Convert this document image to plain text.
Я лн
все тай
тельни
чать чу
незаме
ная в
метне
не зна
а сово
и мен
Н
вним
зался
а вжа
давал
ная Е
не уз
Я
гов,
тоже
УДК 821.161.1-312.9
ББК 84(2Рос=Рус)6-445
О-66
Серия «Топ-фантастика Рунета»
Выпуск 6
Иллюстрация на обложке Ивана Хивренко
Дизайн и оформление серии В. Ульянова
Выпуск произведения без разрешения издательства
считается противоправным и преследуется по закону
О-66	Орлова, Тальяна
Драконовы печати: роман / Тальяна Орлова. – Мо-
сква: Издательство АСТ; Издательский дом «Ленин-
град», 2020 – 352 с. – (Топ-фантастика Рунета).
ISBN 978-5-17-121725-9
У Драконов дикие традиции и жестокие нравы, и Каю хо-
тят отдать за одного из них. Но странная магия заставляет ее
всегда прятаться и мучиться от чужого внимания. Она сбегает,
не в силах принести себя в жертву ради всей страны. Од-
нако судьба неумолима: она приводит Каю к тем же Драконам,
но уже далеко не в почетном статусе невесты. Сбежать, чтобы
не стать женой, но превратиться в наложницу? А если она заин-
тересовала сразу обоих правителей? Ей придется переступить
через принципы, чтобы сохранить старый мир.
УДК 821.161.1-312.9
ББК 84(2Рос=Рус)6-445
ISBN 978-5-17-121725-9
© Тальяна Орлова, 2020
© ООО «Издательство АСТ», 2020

-*-

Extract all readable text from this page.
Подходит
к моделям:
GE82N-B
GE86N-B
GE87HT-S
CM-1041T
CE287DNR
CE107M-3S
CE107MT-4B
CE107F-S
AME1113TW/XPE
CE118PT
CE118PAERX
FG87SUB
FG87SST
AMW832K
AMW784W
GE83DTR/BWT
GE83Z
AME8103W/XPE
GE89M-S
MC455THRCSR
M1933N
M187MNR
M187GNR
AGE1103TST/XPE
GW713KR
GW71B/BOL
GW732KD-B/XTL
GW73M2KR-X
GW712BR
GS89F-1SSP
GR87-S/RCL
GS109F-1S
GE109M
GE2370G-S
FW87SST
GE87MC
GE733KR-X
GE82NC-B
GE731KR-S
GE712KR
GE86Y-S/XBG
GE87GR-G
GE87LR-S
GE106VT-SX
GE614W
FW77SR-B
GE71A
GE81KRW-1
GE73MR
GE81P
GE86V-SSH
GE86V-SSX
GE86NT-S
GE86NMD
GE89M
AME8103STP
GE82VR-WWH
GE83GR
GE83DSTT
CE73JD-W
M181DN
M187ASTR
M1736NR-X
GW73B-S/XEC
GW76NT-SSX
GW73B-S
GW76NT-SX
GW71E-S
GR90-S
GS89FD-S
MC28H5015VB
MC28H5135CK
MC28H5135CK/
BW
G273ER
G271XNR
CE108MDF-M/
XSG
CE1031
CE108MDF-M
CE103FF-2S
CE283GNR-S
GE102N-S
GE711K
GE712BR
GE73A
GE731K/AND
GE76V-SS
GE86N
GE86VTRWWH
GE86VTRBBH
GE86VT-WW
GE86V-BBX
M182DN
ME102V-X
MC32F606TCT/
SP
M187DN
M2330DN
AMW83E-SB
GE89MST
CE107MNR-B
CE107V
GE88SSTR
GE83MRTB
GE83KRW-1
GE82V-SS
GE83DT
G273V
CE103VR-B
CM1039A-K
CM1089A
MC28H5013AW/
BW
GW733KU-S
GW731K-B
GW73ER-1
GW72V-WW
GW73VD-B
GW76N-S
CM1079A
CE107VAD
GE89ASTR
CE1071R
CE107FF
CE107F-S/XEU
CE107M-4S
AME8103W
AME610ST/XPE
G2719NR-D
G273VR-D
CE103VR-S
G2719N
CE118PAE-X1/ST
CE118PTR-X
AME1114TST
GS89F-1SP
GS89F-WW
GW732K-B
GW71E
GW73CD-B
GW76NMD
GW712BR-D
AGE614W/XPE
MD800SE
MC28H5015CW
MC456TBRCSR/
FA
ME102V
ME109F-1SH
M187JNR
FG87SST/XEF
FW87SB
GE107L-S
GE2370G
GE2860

-*-

Objective> Only the number is wanted: how many lines in the entries above contain the string "фантастика"?

Exercise result> 2